***** EXTRACTED RECORDS *****
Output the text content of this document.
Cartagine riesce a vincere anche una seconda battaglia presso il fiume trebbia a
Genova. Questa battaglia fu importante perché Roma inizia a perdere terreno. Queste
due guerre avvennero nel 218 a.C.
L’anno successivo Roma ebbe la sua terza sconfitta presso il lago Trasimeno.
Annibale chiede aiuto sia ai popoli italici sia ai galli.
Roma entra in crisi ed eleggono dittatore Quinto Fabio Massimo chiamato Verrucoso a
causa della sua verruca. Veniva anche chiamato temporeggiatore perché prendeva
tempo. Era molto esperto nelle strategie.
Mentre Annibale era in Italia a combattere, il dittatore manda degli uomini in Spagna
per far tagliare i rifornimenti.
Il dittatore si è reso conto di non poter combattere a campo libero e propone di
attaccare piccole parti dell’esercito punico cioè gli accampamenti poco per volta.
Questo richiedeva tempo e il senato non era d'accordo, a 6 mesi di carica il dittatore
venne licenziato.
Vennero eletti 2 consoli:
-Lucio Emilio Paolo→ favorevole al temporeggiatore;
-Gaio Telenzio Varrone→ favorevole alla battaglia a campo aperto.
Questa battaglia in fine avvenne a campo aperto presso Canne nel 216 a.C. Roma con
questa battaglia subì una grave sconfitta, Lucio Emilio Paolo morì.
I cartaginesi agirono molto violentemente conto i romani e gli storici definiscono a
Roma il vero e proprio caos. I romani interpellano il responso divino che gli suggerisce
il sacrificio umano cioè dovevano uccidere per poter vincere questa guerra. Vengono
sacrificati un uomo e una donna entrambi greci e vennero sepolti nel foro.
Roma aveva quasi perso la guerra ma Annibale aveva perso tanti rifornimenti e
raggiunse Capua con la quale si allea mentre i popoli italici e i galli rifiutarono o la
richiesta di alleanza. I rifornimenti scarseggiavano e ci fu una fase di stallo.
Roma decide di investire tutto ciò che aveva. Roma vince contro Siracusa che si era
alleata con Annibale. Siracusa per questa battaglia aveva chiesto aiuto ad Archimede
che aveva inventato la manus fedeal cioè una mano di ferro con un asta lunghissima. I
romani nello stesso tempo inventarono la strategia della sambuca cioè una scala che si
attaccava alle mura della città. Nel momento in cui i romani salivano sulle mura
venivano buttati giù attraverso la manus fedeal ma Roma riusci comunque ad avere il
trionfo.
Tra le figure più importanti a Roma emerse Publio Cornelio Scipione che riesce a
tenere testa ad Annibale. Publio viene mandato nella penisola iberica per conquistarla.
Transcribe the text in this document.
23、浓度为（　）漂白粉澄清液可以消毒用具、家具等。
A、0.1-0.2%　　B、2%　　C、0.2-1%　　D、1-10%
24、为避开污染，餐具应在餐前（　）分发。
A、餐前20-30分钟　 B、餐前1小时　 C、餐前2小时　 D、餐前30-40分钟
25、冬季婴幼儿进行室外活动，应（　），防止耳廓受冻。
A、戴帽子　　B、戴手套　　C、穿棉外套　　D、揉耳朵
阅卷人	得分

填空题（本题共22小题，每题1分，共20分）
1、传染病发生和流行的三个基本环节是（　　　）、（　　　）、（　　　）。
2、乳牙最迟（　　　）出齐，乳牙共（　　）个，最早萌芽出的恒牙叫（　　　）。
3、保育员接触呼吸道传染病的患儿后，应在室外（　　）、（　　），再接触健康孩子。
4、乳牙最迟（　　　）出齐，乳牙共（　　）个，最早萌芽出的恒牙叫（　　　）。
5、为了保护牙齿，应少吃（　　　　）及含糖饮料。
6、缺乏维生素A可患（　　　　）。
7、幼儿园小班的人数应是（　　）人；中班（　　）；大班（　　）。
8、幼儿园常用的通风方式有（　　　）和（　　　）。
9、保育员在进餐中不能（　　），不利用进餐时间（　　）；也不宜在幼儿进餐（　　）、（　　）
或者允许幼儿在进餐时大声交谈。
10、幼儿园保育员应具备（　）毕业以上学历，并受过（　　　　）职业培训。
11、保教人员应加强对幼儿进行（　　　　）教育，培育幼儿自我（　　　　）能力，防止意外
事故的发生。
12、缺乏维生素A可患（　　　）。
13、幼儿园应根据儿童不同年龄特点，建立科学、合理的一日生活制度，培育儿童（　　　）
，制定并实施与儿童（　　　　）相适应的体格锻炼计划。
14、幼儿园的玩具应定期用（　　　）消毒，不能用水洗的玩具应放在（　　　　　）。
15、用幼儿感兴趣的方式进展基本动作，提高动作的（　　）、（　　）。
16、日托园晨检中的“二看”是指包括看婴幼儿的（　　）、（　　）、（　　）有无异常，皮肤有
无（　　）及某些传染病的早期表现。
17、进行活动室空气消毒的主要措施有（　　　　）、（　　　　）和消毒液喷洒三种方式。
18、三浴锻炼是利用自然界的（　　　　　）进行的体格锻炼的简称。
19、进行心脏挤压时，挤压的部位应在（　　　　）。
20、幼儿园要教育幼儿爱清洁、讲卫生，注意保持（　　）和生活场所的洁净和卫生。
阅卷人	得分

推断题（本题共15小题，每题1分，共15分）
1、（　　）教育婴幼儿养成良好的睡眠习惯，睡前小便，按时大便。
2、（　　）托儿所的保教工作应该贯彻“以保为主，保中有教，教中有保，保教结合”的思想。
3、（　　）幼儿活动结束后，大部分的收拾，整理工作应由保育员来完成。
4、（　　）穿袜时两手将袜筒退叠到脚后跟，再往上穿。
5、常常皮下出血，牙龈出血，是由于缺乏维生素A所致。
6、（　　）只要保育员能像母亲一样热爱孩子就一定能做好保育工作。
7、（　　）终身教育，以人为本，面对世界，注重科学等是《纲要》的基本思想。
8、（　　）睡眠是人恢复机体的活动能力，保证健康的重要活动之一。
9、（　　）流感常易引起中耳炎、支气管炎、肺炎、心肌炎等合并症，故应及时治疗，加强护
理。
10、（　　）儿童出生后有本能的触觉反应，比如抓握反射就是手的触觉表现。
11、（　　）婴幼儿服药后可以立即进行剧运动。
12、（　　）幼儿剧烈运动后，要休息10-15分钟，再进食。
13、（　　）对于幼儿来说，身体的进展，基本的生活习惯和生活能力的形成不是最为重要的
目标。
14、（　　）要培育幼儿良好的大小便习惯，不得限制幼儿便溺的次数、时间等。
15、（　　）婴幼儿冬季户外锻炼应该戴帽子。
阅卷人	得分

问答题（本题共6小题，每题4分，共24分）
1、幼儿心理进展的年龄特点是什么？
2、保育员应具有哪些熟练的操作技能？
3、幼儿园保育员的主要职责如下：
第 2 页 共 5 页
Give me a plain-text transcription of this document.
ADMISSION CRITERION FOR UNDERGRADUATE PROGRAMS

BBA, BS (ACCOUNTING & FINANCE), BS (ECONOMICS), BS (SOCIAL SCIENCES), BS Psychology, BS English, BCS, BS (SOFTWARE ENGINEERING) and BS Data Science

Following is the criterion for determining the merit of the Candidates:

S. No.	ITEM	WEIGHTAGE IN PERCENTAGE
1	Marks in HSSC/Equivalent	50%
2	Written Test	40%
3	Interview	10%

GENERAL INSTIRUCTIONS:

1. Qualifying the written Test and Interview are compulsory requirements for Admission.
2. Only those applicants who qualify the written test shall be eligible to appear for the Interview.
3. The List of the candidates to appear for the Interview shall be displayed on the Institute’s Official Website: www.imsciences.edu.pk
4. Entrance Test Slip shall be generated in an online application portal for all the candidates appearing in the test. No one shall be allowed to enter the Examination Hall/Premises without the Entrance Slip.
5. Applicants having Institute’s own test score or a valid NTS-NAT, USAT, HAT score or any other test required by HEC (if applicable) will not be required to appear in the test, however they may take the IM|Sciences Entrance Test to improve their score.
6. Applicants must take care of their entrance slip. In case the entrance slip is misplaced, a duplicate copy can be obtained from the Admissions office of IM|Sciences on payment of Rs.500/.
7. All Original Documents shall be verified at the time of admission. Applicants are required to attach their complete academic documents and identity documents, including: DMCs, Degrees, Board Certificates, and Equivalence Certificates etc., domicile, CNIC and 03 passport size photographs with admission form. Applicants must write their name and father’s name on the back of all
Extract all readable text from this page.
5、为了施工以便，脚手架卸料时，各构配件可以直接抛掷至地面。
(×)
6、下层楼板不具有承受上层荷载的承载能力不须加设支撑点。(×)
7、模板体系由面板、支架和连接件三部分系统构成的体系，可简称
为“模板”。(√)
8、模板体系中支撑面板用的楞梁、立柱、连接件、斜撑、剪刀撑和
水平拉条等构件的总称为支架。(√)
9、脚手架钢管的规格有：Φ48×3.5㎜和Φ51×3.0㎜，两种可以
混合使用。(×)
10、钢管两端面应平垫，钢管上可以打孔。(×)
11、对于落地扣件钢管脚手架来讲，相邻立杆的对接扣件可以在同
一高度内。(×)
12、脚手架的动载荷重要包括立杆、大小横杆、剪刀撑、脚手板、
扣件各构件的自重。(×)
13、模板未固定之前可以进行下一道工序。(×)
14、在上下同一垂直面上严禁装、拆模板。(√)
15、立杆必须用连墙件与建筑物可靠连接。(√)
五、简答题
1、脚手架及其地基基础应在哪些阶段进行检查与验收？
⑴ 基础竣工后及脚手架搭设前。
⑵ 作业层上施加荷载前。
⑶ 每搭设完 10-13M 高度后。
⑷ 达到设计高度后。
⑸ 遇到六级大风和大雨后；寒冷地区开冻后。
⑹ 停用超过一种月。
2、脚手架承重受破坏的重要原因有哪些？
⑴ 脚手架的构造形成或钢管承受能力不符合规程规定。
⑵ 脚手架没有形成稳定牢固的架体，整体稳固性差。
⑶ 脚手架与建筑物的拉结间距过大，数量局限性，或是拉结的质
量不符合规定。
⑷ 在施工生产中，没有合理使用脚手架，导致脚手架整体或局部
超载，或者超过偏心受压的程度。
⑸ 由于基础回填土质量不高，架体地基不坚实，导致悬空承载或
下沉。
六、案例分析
*****
PROBLEM STATEMENT
Gather from the records above every line containing the string "Annibale".

EXERCISE SOLUTION
Annibale chiede aiuto sia ai popoli italici sia ai galli.
Mentre Annibale era in Italia a combattere, il dittatore manda degli uomini in Spagna
Roma aveva quasi perso la guerra ma Annibale aveva perso tanti rifornimenti e
alleata con Annibale. Siracusa per questa battaglia aveva chiesto aiuto ad Archimede
tenere testa ad Annibale. Publio viene mandato nella penisola iberica per conquistarla.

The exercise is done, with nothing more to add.